REQUIREMENT -> Your task is to print all of the material verbatim.

---- GIVEN RECORDS

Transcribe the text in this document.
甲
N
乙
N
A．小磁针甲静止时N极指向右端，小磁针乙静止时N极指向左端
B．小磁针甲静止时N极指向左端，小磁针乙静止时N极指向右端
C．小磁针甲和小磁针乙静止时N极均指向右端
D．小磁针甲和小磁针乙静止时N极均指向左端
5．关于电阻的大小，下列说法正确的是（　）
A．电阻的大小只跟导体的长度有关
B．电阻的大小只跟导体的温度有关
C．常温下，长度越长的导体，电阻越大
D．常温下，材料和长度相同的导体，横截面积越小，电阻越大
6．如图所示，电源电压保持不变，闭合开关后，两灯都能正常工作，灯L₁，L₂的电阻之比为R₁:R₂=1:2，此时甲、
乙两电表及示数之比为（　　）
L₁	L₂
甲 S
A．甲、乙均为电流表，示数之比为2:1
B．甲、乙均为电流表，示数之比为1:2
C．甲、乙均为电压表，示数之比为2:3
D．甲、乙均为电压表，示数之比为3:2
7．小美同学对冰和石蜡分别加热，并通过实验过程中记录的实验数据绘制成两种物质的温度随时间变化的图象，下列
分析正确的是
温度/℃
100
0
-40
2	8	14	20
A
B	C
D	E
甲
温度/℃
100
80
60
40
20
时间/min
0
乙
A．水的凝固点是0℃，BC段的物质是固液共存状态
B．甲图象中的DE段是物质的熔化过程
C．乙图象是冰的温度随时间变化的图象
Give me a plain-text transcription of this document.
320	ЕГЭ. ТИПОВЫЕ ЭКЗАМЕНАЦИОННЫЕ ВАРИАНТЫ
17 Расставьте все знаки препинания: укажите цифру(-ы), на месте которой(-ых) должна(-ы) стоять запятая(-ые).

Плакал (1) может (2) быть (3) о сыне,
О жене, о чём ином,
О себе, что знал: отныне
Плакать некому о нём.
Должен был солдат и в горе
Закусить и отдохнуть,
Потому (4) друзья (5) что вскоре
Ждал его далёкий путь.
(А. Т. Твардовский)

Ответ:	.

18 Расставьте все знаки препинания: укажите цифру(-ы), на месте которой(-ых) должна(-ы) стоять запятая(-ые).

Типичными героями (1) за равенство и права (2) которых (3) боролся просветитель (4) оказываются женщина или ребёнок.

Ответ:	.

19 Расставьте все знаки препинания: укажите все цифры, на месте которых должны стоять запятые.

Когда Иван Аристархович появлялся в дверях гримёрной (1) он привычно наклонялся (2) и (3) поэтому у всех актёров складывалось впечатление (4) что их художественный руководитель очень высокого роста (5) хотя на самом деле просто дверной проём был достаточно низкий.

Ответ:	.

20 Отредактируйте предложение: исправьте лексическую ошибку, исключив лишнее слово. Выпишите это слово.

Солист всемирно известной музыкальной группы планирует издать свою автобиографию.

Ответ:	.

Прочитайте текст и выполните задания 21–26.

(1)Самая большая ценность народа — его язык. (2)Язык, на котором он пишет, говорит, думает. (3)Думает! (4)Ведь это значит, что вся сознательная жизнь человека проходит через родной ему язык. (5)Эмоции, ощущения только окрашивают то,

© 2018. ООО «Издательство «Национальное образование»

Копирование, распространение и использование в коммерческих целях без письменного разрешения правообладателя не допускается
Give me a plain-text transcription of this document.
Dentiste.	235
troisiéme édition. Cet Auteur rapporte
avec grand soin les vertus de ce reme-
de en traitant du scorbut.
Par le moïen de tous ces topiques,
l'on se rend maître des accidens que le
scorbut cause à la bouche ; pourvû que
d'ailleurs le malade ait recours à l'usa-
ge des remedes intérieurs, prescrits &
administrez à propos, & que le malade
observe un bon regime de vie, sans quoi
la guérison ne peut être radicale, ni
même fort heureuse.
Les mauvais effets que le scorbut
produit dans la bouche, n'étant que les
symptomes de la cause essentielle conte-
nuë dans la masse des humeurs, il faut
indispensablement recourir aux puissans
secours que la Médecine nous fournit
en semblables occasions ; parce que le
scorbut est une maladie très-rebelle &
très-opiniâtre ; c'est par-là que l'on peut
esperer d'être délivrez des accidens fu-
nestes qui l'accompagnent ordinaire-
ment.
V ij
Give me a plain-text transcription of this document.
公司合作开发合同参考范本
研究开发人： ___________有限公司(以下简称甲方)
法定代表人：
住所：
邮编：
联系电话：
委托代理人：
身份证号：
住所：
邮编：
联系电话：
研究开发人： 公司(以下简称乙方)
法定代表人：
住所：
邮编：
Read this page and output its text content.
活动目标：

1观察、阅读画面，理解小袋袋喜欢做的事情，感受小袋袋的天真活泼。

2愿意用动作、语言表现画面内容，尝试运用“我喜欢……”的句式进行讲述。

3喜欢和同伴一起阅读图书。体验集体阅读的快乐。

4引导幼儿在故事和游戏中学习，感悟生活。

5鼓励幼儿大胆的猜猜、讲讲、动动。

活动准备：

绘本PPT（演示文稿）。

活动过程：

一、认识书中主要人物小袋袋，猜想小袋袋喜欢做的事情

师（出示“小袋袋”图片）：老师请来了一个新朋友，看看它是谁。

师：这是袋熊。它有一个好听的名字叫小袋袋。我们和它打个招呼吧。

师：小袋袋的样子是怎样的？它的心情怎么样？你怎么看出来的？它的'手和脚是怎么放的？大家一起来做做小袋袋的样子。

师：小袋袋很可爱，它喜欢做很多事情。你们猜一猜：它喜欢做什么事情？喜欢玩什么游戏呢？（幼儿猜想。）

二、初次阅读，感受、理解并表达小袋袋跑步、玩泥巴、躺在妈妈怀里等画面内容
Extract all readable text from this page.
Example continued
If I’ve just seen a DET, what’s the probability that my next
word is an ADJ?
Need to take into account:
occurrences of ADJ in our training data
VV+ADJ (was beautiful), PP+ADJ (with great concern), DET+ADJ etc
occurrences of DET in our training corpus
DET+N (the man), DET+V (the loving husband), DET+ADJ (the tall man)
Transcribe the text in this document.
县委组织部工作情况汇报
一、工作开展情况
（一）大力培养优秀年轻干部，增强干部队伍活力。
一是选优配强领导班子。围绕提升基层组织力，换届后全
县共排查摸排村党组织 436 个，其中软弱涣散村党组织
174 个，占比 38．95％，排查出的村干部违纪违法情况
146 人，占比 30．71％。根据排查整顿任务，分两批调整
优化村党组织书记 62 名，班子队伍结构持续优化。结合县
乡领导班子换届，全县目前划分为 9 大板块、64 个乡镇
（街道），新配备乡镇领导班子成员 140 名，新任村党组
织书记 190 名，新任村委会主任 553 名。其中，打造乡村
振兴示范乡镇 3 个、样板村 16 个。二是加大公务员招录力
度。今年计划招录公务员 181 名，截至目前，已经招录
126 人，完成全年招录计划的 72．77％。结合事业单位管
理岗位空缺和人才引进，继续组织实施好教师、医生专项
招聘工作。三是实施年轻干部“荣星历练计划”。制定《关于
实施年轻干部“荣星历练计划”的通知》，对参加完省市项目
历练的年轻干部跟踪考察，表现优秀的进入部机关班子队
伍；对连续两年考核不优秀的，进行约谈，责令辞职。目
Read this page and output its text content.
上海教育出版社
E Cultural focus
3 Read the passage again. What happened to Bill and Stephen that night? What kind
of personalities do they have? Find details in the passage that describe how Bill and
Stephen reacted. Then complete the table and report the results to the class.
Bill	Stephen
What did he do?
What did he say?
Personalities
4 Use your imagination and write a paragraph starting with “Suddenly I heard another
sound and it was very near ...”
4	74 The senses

--------

RESULT OF THE EXERCISE ->
Transcribe the text in this document.
甲
N
乙
N
A．小磁针甲静止时N极指向右端，小磁针乙静止时N极指向左端
B．小磁针甲静止时N极指向左端，小磁针乙静止时N极指向右端
C．小磁针甲和小磁针乙静止时N极均指向右端
D．小磁针甲和小磁针乙静止时N极均指向左端
5．关于电阻的大小，下列说法正确的是（　）
A．电阻的大小只跟导体的长度有关
B．电阻的大小只跟导体的温度有关
C．常温下，长度越长的导体，电阻越大
D．常温下，材料和长度相同的导体，横截面积越小，电阻越大
6．如图所示，电源电压保持不变，闭合开关后，两灯都能正常工作，灯L₁，L₂的电阻之比为R₁:R₂=1:2，此时甲、
乙两电表及示数之比为（　　）
L₁	L₂
甲 S
A．甲、乙均为电流表，示数之比为2:1
B．甲、乙均为电流表，示数之比为1:2
C．甲、乙均为电压表，示数之比为2:3
D．甲、乙均为电压表，示数之比为3:2
7．小美同学对冰和石蜡分别加热，并通过实验过程中记录的实验数据绘制成两种物质的温度随时间变化的图象，下列
分析正确的是
温度/℃
100
0
-40
2	8	14	20
A
B	C
D	E
甲
温度/℃
100
80
60
40
20
时间/min
0
乙
A．水的凝固点是0℃，BC段的物质是固液共存状态
B．甲图象中的DE段是物质的熔化过程
C．乙图象是冰的温度随时间变化的图象
Give me a plain-text transcription of this document.
320	ЕГЭ. ТИПОВЫЕ ЭКЗАМЕНАЦИОННЫЕ ВАРИАНТЫ
17 Расставьте все знаки препинания: укажите цифру(-ы), на месте которой(-ых) должна(-ы) стоять запятая(-ые).

Плакал (1) может (2) быть (3) о сыне,
О жене, о чём ином,
О себе, что знал: отныне
Плакать некому о нём.
Должен был солдат и в горе
Закусить и отдохнуть,
Потому (4) друзья (5) что вскоре
Ждал его далёкий путь.
(А. Т. Твардовский)

Ответ:	.

18 Расставьте все знаки препинания: укажите цифру(-ы), на месте которой(-ых) должна(-ы) стоять запятая(-ые).

Типичными героями (1) за равенство и права (2) которых (3) боролся просветитель (4) оказываются женщина или ребёнок.

Ответ:	.

19 Расставьте все знаки препинания: укажите все цифры, на месте которых должны стоять запятые.

Когда Иван Аристархович появлялся в дверях гримёрной (1) он привычно наклонялся (2) и (3) поэтому у всех актёров складывалось впечатление (4) что их художественный руководитель очень высокого роста (5) хотя на самом деле просто дверной проём был достаточно низкий.

Ответ:	.

20 Отредактируйте предложение: исправьте лексическую ошибку, исключив лишнее слово. Выпишите это слово.

Солист всемирно известной музыкальной группы планирует издать свою автобиографию.

Ответ:	.

Прочитайте текст и выполните задания 21–26.

(1)Самая большая ценность народа — его язык. (2)Язык, на котором он пишет, говорит, думает. (3)Думает! (4)Ведь это значит, что вся сознательная жизнь человека проходит через родной ему язык. (5)Эмоции, ощущения только окрашивают то,

© 2018. ООО «Издательство «Национальное образование»

Копирование, распространение и использование в коммерческих целях без письменного разрешения правообладателя не допускается
Give me a plain-text transcription of this document.
Dentiste.	235
troisiéme édition. Cet Auteur rapporte
avec grand soin les vertus de ce reme-
de en traitant du scorbut.
Par le moïen de tous ces topiques,
l'on se rend maître des accidens que le
scorbut cause à la bouche ; pourvû que
d'ailleurs le malade ait recours à l'usa-
ge des remedes intérieurs, prescrits &
administrez à propos, & que le malade
observe un bon regime de vie, sans quoi
la guérison ne peut être radicale, ni
même fort heureuse.
Les mauvais effets que le scorbut
produit dans la bouche, n'étant que les
symptomes de la cause essentielle conte-
nuë dans la masse des humeurs, il faut
indispensablement recourir aux puissans
secours que la Médecine nous fournit
en semblables occasions ; parce que le
scorbut est une maladie très-rebelle &
très-opiniâtre ; c'est par-là que l'on peut
esperer d'être délivrez des accidens fu-
nestes qui l'accompagnent ordinaire-
ment.
V ij
Give me a plain-text transcription of this document.
公司合作开发合同参考范本
研究开发人： ___________有限公司(以下简称甲方)
法定代表人：
住所：
邮编：
联系电话：
委托代理人：
身份证号：
住所：
邮编：
联系电话：
研究开发人： 公司(以下简称乙方)
法定代表人：
住所：
邮编：
Read this page and output its text content.
活动目标：

1观察、阅读画面，理解小袋袋喜欢做的事情，感受小袋袋的天真活泼。

2愿意用动作、语言表现画面内容，尝试运用“我喜欢……”的句式进行讲述。

3喜欢和同伴一起阅读图书。体验集体阅读的快乐。

4引导幼儿在故事和游戏中学习，感悟生活。

5鼓励幼儿大胆的猜猜、讲讲、动动。

活动准备：

绘本PPT（演示文稿）。

活动过程：

一、认识书中主要人物小袋袋，猜想小袋袋喜欢做的事情

师（出示“小袋袋”图片）：老师请来了一个新朋友，看看它是谁。

师：这是袋熊。它有一个好听的名字叫小袋袋。我们和它打个招呼吧。

师：小袋袋的样子是怎样的？它的心情怎么样？你怎么看出来的？它的'手和脚是怎么放的？大家一起来做做小袋袋的样子。

师：小袋袋很可爱，它喜欢做很多事情。你们猜一猜：它喜欢做什么事情？喜欢玩什么游戏呢？（幼儿猜想。）

二、初次阅读，感受、理解并表达小袋袋跑步、玩泥巴、躺在妈妈怀里等画面内容
Extract all readable text from this page.
Example continued
If I’ve just seen a DET, what’s the probability that my next
word is an ADJ?
Need to take into account:
occurrences of ADJ in our training data
VV+ADJ (was beautiful), PP+ADJ (with great concern), DET+ADJ etc
occurrences of DET in our training corpus
DET+N (the man), DET+V (the loving husband), DET+ADJ (the tall man)
Transcribe the text in this document.
县委组织部工作情况汇报
一、工作开展情况
（一）大力培养优秀年轻干部，增强干部队伍活力。
一是选优配强领导班子。围绕提升基层组织力，换届后全
县共排查摸排村党组织 436 个，其中软弱涣散村党组织
174 个，占比 38．95％，排查出的村干部违纪违法情况
146 人，占比 30．71％。根据排查整顿任务，分两批调整
优化村党组织书记 62 名，班子队伍结构持续优化。结合县
乡领导班子换届，全县目前划分为 9 大板块、64 个乡镇
（街道），新配备乡镇领导班子成员 140 名，新任村党组
织书记 190 名，新任村委会主任 553 名。其中，打造乡村
振兴示范乡镇 3 个、样板村 16 个。二是加大公务员招录力
度。今年计划招录公务员 181 名，截至目前，已经招录
126 人，完成全年招录计划的 72．77％。结合事业单位管
理岗位空缺和人才引进，继续组织实施好教师、医生专项
招聘工作。三是实施年轻干部“荣星历练计划”。制定《关于
实施年轻干部“荣星历练计划”的通知》，对参加完省市项目
历练的年轻干部跟踪考察，表现优秀的进入部机关班子队
伍；对连续两年考核不优秀的，进行约谈，责令辞职。目
Read this page and output its text content.
上海教育出版社
E Cultural focus
3 Read the passage again. What happened to Bill and Stephen that night? What kind
of personalities do they have? Find details in the passage that describe how Bill and
Stephen reacted. Then complete the table and report the results to the class.
Bill	Stephen
What did he do?
What did he say?
Personalities
4 Use your imagination and write a paragraph starting with “Suddenly I heard another
sound and it was very near ...”
4	74 The senses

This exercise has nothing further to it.